PROBLEM STATEMENT: Please print every record below exactly as it appears.

TASK INPUT:
■ ■ ■ ■
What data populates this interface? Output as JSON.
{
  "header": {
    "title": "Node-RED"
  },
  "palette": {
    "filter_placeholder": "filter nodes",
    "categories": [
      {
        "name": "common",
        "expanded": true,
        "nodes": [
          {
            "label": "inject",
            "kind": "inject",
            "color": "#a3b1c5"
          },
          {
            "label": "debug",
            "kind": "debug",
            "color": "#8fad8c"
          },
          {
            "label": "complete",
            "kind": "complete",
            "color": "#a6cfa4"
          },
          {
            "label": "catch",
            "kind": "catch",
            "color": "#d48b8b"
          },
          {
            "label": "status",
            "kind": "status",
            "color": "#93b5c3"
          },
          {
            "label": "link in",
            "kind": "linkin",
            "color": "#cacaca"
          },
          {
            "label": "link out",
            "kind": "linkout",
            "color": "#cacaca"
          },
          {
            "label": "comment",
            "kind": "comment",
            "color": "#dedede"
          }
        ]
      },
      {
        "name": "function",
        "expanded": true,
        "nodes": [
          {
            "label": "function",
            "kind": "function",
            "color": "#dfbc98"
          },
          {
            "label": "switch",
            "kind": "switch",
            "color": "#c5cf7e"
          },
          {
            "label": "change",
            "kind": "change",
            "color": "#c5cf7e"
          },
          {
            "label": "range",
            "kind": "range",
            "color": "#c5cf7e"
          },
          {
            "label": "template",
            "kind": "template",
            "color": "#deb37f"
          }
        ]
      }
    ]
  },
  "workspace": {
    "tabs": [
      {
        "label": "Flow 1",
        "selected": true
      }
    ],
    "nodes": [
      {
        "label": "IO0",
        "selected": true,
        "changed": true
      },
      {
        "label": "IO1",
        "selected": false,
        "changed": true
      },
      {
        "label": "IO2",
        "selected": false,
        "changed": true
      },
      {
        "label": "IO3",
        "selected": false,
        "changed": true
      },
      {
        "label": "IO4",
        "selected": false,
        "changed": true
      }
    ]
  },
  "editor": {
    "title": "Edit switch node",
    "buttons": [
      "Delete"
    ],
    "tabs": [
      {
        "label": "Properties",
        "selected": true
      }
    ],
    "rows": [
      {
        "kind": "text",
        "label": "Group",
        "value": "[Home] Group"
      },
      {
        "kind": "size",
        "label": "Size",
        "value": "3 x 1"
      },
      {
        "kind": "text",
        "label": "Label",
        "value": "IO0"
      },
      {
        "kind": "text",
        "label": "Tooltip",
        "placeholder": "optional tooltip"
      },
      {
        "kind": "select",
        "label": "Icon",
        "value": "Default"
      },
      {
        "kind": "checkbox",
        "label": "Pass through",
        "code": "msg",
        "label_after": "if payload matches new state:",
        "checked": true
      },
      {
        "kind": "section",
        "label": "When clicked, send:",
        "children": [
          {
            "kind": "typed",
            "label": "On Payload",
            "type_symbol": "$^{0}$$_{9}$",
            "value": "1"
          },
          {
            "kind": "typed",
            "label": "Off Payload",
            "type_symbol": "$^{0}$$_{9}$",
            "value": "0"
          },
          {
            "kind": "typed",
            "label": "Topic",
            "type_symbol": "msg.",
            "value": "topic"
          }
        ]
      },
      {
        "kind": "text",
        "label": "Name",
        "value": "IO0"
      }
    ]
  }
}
■ ■ ■ ■
SOLUTION:
What data populates this interface? Output as JSON.
{
  "header": {
    "title": "Node-RED"
  },
  "palette": {
    "filter_placeholder": "filter nodes",
    "categories": [
      {
        "name": "common",
        "expanded": true,
        "nodes": [
          {
            "label": "inject",
            "kind": "inject",
            "color": "#a3b1c5"
          },
          {
            "label": "debug",
            "kind": "debug",
            "color": "#8fad8c"
          },
          {
            "label": "complete",
            "kind": "complete",
            "color": "#a6cfa4"
          },
          {
            "label": "catch",
            "kind": "catch",
            "color": "#d48b8b"
          },
          {
            "label": "status",
            "kind": "status",
            "color": "#93b5c3"
          },
          {
            "label": "link in",
            "kind": "linkin",
            "color": "#cacaca"
          },
          {
            "label": "link out",
            "kind": "linkout",
            "color": "#cacaca"
          },
          {
            "label": "comment",
            "kind": "comment",
            "color": "#dedede"
          }
        ]
      },
      {
        "name": "function",
        "expanded": true,
        "nodes": [
          {
            "label": "function",
            "kind": "function",
            "color": "#dfbc98"
          },
          {
            "label": "switch",
            "kind": "switch",
            "color": "#c5cf7e"
          },
          {
            "label": "change",
            "kind": "change",
            "color": "#c5cf7e"
          },
          {
            "label": "range",
            "kind": "range",
            "color": "#c5cf7e"
          },
          {
            "label": "template",
            "kind": "template",
            "color": "#deb37f"
          }
        ]
      }
    ]
  },
  "workspace": {
    "tabs": [
      {
        "label": "Flow 1",
        "selected": true
      }
    ],
    "nodes": [
      {
        "label": "IO0",
        "selected": true,
        "changed": true
      },
      {
        "label": "IO1",
        "selected": false,
        "changed": true
      },
      {
        "label": "IO2",
        "selected": false,
        "changed": true
      },
      {
        "label": "IO3",
        "selected": false,
        "changed": true
      },
      {
        "label": "IO4",
        "selected": false,
        "changed": true
      }
    ]
  },
  "editor": {
    "title": "Edit switch node",
    "buttons": [
      "Delete"
    ],
    "tabs": [
      {
        "label": "Properties",
        "selected": true
      }
    ],
    "rows": [
      {
        "kind": "text",
        "label": "Group",
        "value": "[Home] Group"
      },
      {
        "kind": "size",
        "label": "Size",
        "value": "3 x 1"
      },
      {
        "kind": "text",
        "label": "Label",
        "value": "IO0"
      },
      {
        "kind": "text",
        "label": "Tooltip",
        "placeholder": "optional tooltip"
      },
      {
        "kind": "select",
        "label": "Icon",
        "value": "Default"
      },
      {
        "kind": "checkbox",
        "label": "Pass through",
        "code": "msg",
        "label_after": "if payload matches new state:",
        "checked": true
      },
      {
        "kind": "section",
        "label": "When clicked, send:",
        "children": [
          {
            "kind": "typed",
            "label": "On Payload",
            "type_symbol": "$^{0}$$_{9}$",
            "value": "1"
          },
          {
            "kind": "typed",
            "label": "Off Payload",
            "type_symbol": "$^{0}$$_{9}$",
            "value": "0"
          },
          {
            "kind": "typed",
            "label": "Topic",
            "type_symbol": "msg.",
            "value": "topic"
          }
        ]
      },
      {
        "kind": "text",
        "label": "Name",
        "value": "IO0"
      }
    ]
  }
}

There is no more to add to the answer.